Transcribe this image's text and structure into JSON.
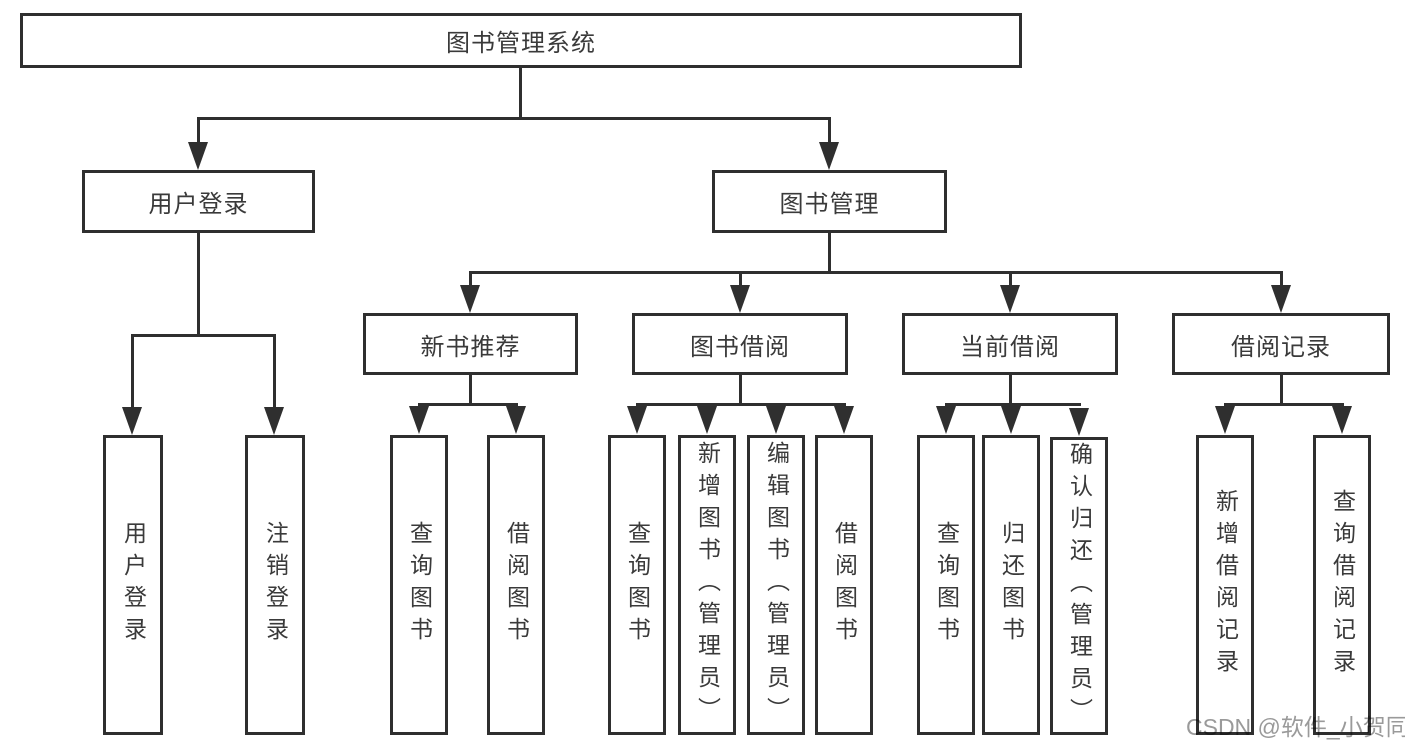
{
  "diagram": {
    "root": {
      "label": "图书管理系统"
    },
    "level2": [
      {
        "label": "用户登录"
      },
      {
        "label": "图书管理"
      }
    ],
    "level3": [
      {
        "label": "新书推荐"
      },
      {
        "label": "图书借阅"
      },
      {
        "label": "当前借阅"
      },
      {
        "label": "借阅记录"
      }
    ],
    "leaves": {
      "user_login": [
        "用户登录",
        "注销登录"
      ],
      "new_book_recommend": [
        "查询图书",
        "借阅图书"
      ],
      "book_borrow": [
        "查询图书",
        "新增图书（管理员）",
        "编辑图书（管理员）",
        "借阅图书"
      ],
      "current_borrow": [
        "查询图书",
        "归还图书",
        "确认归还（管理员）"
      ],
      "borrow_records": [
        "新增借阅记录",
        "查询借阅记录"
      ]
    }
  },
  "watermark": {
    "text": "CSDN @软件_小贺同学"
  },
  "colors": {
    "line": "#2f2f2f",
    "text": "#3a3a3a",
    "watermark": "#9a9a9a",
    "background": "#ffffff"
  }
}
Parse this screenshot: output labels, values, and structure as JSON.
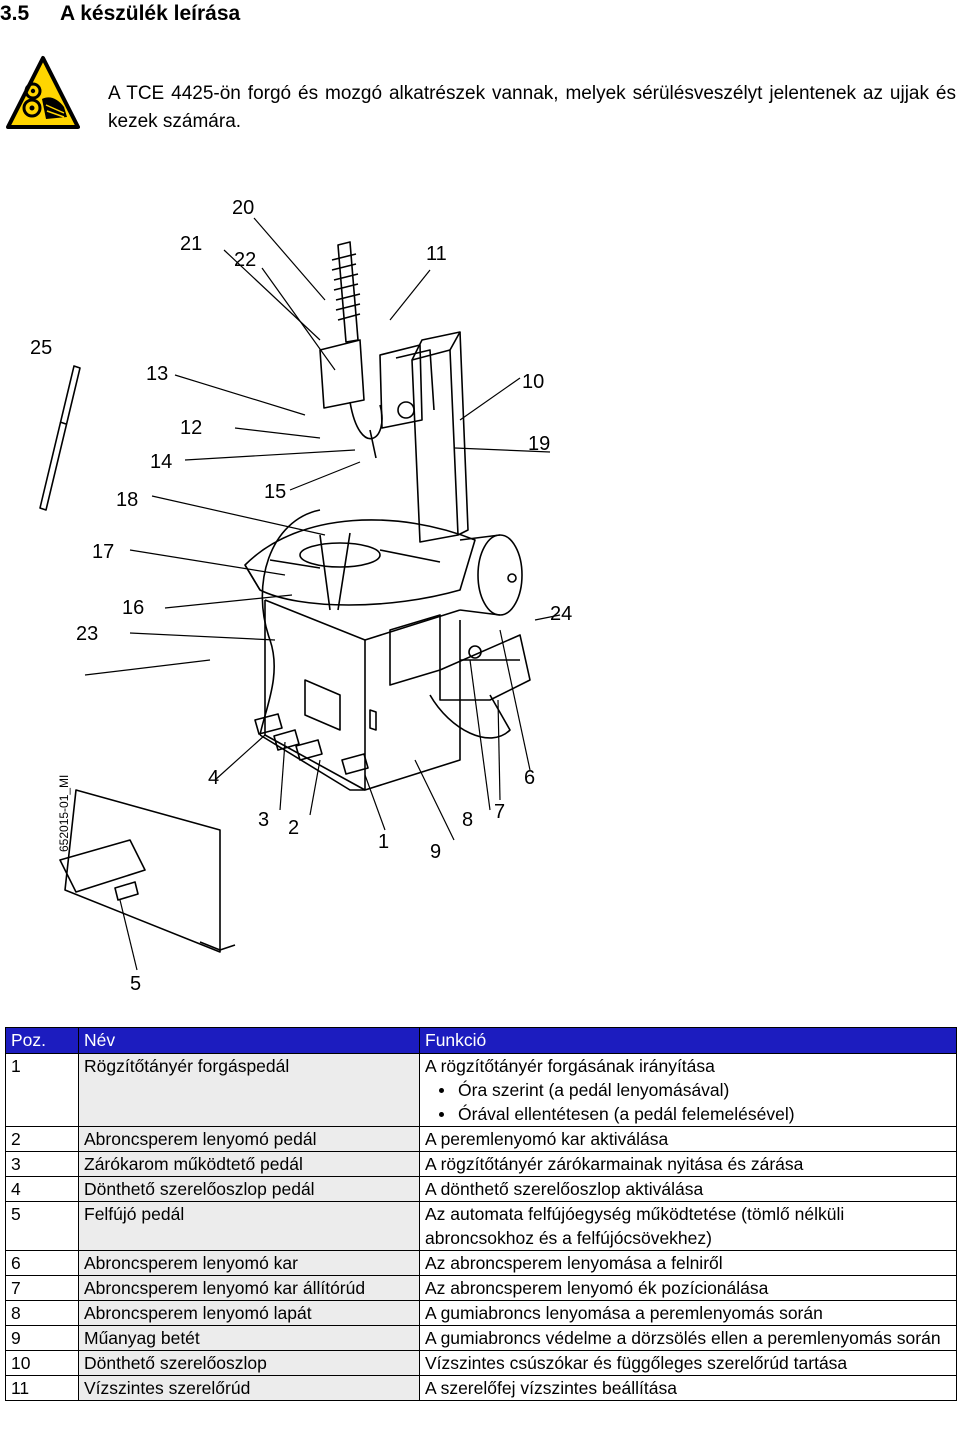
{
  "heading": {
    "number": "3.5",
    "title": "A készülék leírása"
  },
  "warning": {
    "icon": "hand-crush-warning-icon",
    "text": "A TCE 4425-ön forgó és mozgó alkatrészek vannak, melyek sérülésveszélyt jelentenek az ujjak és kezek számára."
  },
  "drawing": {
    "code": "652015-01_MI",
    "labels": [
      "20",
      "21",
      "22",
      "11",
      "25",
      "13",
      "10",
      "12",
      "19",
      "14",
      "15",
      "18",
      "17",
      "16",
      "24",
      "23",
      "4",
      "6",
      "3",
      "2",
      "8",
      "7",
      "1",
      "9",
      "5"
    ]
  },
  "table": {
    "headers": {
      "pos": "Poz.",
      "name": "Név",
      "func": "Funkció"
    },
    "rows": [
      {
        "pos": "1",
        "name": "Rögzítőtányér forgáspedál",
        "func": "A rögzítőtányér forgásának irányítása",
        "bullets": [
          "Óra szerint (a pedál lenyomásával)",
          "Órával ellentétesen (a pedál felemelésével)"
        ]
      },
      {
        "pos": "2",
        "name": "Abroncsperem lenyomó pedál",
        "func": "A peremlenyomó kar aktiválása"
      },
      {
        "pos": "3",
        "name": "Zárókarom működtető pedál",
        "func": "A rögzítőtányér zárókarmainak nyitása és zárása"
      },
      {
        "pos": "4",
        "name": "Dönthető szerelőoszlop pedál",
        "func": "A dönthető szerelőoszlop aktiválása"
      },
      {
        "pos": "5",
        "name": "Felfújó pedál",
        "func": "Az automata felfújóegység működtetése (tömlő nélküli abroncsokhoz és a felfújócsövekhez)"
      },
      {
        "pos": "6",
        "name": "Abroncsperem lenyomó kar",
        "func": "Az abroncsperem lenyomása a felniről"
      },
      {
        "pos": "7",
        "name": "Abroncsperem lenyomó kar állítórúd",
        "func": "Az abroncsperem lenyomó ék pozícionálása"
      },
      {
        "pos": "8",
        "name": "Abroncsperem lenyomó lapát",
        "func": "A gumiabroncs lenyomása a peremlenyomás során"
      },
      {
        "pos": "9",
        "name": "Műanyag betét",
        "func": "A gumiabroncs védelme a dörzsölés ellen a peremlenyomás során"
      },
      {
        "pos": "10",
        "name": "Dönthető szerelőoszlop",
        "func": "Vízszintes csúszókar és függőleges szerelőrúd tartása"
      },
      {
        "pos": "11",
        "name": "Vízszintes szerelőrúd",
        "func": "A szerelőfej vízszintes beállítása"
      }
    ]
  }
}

□ □ □

→ **PROBLEM TO SOLVE**: Write the entries above out in full, exactly, with no images.

→ **RESULT OF THIS EXERCISE**:
Transcribe this image's text and structure into JSON.
{
  "diagram": {
    "root": {
      "label": "图书管理系统"
    },
    "level2": [
      {
        "label": "用户登录"
      },
      {
        "label": "图书管理"
      }
    ],
    "level3": [
      {
        "label": "新书推荐"
      },
      {
        "label": "图书借阅"
      },
      {
        "label": "当前借阅"
      },
      {
        "label": "借阅记录"
      }
    ],
    "leaves": {
      "user_login": [
        "用户登录",
        "注销登录"
      ],
      "new_book_recommend": [
        "查询图书",
        "借阅图书"
      ],
      "book_borrow": [
        "查询图书",
        "新增图书（管理员）",
        "编辑图书（管理员）",
        "借阅图书"
      ],
      "current_borrow": [
        "查询图书",
        "归还图书",
        "确认归还（管理员）"
      ],
      "borrow_records": [
        "新增借阅记录",
        "查询借阅记录"
      ]
    }
  },
  "watermark": {
    "text": "CSDN @软件_小贺同学"
  },
  "colors": {
    "line": "#2f2f2f",
    "text": "#3a3a3a",
    "watermark": "#9a9a9a",
    "background": "#ffffff"
  }
}
Parse this screenshot: output labels, values, and structure as JSON.
{
  "heading": {
    "number": "3.5",
    "title": "A készülék leírása"
  },
  "warning": {
    "icon": "hand-crush-warning-icon",
    "text": "A TCE 4425-ön forgó és mozgó alkatrészek vannak, melyek sérülésveszélyt jelentenek az ujjak és kezek számára."
  },
  "drawing": {
    "code": "652015-01_MI",
    "labels": [
      "20",
      "21",
      "22",
      "11",
      "25",
      "13",
      "10",
      "12",
      "19",
      "14",
      "15",
      "18",
      "17",
      "16",
      "24",
      "23",
      "4",
      "6",
      "3",
      "2",
      "8",
      "7",
      "1",
      "9",
      "5"
    ]
  },
  "table": {
    "headers": {
      "pos": "Poz.",
      "name": "Név",
      "func": "Funkció"
    },
    "rows": [
      {
        "pos": "1",
        "name": "Rögzítőtányér forgáspedál",
        "func": "A rögzítőtányér forgásának irányítása",
        "bullets": [
          "Óra szerint (a pedál lenyomásával)",
          "Órával ellentétesen (a pedál felemelésével)"
        ]
      },
      {
        "pos": "2",
        "name": "Abroncsperem lenyomó pedál",
        "func": "A peremlenyomó kar aktiválása"
      },
      {
        "pos": "3",
        "name": "Zárókarom működtető pedál",
        "func": "A rögzítőtányér zárókarmainak nyitása és zárása"
      },
      {
        "pos": "4",
        "name": "Dönthető szerelőoszlop pedál",
        "func": "A dönthető szerelőoszlop aktiválása"
      },
      {
        "pos": "5",
        "name": "Felfújó pedál",
        "func": "Az automata felfújóegység működtetése (tömlő nélküli abroncsokhoz és a felfújócsövekhez)"
      },
      {
        "pos": "6",
        "name": "Abroncsperem lenyomó kar",
        "func": "Az abroncsperem lenyomása a felniről"
      },
      {
        "pos": "7",
        "name": "Abroncsperem lenyomó kar állítórúd",
        "func": "Az abroncsperem lenyomó ék pozícionálása"
      },
      {
        "pos": "8",
        "name": "Abroncsperem lenyomó lapát",
        "func": "A gumiabroncs lenyomása a peremlenyomás során"
      },
      {
        "pos": "9",
        "name": "Műanyag betét",
        "func": "A gumiabroncs védelme a dörzsölés ellen a peremlenyomás során"
      },
      {
        "pos": "10",
        "name": "Dönthető szerelőoszlop",
        "func": "Vízszintes csúszókar és függőleges szerelőrúd tartása"
      },
      {
        "pos": "11",
        "name": "Vízszintes szerelőrúd",
        "func": "A szerelőfej vízszintes beállítása"
      }
    ]
  }
}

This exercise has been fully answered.